**Exercise instructions**
Your task is to retype each line of the data below exactly.

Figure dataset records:
==*==

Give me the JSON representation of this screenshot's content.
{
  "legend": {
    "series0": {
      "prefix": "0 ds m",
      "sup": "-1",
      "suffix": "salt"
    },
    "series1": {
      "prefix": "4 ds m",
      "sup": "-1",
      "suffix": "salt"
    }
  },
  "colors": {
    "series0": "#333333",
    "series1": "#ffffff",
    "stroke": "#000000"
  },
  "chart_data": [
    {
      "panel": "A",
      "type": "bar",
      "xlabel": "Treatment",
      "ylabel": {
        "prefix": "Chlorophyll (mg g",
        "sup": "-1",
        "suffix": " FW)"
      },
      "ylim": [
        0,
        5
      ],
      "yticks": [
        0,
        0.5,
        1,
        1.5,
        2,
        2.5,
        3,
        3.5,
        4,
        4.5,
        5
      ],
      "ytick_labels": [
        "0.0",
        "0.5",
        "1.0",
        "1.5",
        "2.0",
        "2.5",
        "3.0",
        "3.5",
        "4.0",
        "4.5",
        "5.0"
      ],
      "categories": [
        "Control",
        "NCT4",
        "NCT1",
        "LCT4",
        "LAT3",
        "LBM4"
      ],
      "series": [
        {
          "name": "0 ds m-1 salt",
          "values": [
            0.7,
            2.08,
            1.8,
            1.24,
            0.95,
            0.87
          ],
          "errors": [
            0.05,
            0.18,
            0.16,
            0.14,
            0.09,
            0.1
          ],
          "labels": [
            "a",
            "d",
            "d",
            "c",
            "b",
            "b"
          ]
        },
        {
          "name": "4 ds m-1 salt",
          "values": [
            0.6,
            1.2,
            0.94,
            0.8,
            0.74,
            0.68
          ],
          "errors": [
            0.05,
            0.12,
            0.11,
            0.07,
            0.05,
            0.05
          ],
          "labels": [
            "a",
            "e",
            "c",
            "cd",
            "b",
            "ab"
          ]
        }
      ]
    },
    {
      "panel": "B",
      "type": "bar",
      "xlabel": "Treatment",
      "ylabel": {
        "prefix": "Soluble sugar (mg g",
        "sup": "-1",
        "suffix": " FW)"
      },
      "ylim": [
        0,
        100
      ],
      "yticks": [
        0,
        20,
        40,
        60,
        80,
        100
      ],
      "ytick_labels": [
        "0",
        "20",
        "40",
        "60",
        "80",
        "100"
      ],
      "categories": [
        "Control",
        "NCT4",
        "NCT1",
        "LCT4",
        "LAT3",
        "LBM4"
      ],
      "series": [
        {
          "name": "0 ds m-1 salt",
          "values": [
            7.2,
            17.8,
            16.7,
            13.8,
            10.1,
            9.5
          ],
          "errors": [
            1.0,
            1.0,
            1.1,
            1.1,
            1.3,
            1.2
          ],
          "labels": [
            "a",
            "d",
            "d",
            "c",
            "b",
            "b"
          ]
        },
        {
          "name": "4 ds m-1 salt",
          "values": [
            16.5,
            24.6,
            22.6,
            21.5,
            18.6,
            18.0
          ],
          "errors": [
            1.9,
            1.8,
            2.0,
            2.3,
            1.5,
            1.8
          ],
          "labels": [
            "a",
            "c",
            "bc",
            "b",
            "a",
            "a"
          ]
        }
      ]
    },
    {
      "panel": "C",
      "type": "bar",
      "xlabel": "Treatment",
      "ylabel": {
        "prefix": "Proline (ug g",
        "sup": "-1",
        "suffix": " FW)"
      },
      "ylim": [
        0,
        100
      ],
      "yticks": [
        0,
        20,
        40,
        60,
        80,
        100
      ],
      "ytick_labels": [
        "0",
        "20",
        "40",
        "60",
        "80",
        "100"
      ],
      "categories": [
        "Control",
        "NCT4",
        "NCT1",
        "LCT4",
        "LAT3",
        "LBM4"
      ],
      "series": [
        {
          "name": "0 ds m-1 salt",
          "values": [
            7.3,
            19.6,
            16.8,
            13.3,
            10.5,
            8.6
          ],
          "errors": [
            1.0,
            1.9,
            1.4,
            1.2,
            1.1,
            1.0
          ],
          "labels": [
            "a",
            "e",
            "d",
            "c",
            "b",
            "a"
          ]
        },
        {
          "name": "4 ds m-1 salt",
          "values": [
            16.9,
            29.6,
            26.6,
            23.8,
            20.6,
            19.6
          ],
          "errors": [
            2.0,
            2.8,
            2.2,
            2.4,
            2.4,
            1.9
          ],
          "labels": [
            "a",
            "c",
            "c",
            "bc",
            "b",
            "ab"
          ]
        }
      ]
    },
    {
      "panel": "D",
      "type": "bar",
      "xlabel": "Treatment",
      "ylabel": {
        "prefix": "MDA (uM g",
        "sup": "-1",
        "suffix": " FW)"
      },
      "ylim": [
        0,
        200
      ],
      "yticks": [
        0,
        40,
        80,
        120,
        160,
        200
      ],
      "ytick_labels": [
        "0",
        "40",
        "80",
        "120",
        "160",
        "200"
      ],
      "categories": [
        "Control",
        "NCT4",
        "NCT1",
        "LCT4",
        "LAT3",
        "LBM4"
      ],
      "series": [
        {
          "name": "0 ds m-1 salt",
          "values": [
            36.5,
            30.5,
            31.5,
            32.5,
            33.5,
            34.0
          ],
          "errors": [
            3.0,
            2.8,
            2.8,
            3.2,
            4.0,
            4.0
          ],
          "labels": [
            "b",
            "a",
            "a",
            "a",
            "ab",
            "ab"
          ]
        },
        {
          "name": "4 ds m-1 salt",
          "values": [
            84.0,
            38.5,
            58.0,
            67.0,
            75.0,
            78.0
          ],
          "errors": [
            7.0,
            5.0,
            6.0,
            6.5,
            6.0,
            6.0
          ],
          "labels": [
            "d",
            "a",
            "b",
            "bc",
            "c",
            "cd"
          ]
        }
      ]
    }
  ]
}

==*==

**Output below**
Give me the JSON representation of this screenshot's content.
{
  "legend": {
    "series0": {
      "prefix": "0 ds m",
      "sup": "-1",
      "suffix": "salt"
    },
    "series1": {
      "prefix": "4 ds m",
      "sup": "-1",
      "suffix": "salt"
    }
  },
  "colors": {
    "series0": "#333333",
    "series1": "#ffffff",
    "stroke": "#000000"
  },
  "chart_data": [
    {
      "panel": "A",
      "type": "bar",
      "xlabel": "Treatment",
      "ylabel": {
        "prefix": "Chlorophyll (mg g",
        "sup": "-1",
        "suffix": " FW)"
      },
      "ylim": [
        0,
        5
      ],
      "yticks": [
        0,
        0.5,
        1,
        1.5,
        2,
        2.5,
        3,
        3.5,
        4,
        4.5,
        5
      ],
      "ytick_labels": [
        "0.0",
        "0.5",
        "1.0",
        "1.5",
        "2.0",
        "2.5",
        "3.0",
        "3.5",
        "4.0",
        "4.5",
        "5.0"
      ],
      "categories": [
        "Control",
        "NCT4",
        "NCT1",
        "LCT4",
        "LAT3",
        "LBM4"
      ],
      "series": [
        {
          "name": "0 ds m-1 salt",
          "values": [
            0.7,
            2.08,
            1.8,
            1.24,
            0.95,
            0.87
          ],
          "errors": [
            0.05,
            0.18,
            0.16,
            0.14,
            0.09,
            0.1
          ],
          "labels": [
            "a",
            "d",
            "d",
            "c",
            "b",
            "b"
          ]
        },
        {
          "name": "4 ds m-1 salt",
          "values": [
            0.6,
            1.2,
            0.94,
            0.8,
            0.74,
            0.68
          ],
          "errors": [
            0.05,
            0.12,
            0.11,
            0.07,
            0.05,
            0.05
          ],
          "labels": [
            "a",
            "e",
            "c",
            "cd",
            "b",
            "ab"
          ]
        }
      ]
    },
    {
      "panel": "B",
      "type": "bar",
      "xlabel": "Treatment",
      "ylabel": {
        "prefix": "Soluble sugar (mg g",
        "sup": "-1",
        "suffix": " FW)"
      },
      "ylim": [
        0,
        100
      ],
      "yticks": [
        0,
        20,
        40,
        60,
        80,
        100
      ],
      "ytick_labels": [
        "0",
        "20",
        "40",
        "60",
        "80",
        "100"
      ],
      "categories": [
        "Control",
        "NCT4",
        "NCT1",
        "LCT4",
        "LAT3",
        "LBM4"
      ],
      "series": [
        {
          "name": "0 ds m-1 salt",
          "values": [
            7.2,
            17.8,
            16.7,
            13.8,
            10.1,
            9.5
          ],
          "errors": [
            1.0,
            1.0,
            1.1,
            1.1,
            1.3,
            1.2
          ],
          "labels": [
            "a",
            "d",
            "d",
            "c",
            "b",
            "b"
          ]
        },
        {
          "name": "4 ds m-1 salt",
          "values": [
            16.5,
            24.6,
            22.6,
            21.5,
            18.6,
            18.0
          ],
          "errors": [
            1.9,
            1.8,
            2.0,
            2.3,
            1.5,
            1.8
          ],
          "labels": [
            "a",
            "c",
            "bc",
            "b",
            "a",
            "a"
          ]
        }
      ]
    },
    {
      "panel": "C",
      "type": "bar",
      "xlabel": "Treatment",
      "ylabel": {
        "prefix": "Proline (ug g",
        "sup": "-1",
        "suffix": " FW)"
      },
      "ylim": [
        0,
        100
      ],
      "yticks": [
        0,
        20,
        40,
        60,
        80,
        100
      ],
      "ytick_labels": [
        "0",
        "20",
        "40",
        "60",
        "80",
        "100"
      ],
      "categories": [
        "Control",
        "NCT4",
        "NCT1",
        "LCT4",
        "LAT3",
        "LBM4"
      ],
      "series": [
        {
          "name": "0 ds m-1 salt",
          "values": [
            7.3,
            19.6,
            16.8,
            13.3,
            10.5,
            8.6
          ],
          "errors": [
            1.0,
            1.9,
            1.4,
            1.2,
            1.1,
            1.0
          ],
          "labels": [
            "a",
            "e",
            "d",
            "c",
            "b",
            "a"
          ]
        },
        {
          "name": "4 ds m-1 salt",
          "values": [
            16.9,
            29.6,
            26.6,
            23.8,
            20.6,
            19.6
          ],
          "errors": [
            2.0,
            2.8,
            2.2,
            2.4,
            2.4,
            1.9
          ],
          "labels": [
            "a",
            "c",
            "c",
            "bc",
            "b",
            "ab"
          ]
        }
      ]
    },
    {
      "panel": "D",
      "type": "bar",
      "xlabel": "Treatment",
      "ylabel": {
        "prefix": "MDA (uM g",
        "sup": "-1",
        "suffix": " FW)"
      },
      "ylim": [
        0,
        200
      ],
      "yticks": [
        0,
        40,
        80,
        120,
        160,
        200
      ],
      "ytick_labels": [
        "0",
        "40",
        "80",
        "120",
        "160",
        "200"
      ],
      "categories": [
        "Control",
        "NCT4",
        "NCT1",
        "LCT4",
        "LAT3",
        "LBM4"
      ],
      "series": [
        {
          "name": "0 ds m-1 salt",
          "values": [
            36.5,
            30.5,
            31.5,
            32.5,
            33.5,
            34.0
          ],
          "errors": [
            3.0,
            2.8,
            2.8,
            3.2,
            4.0,
            4.0
          ],
          "labels": [
            "b",
            "a",
            "a",
            "a",
            "ab",
            "ab"
          ]
        },
        {
          "name": "4 ds m-1 salt",
          "values": [
            84.0,
            38.5,
            58.0,
            67.0,
            75.0,
            78.0
          ],
          "errors": [
            7.0,
            5.0,
            6.0,
            6.5,
            6.0,
            6.0
          ],
          "labels": [
            "d",
            "a",
            "b",
            "bc",
            "c",
            "cd"
          ]
        }
      ]
    }
  ]
}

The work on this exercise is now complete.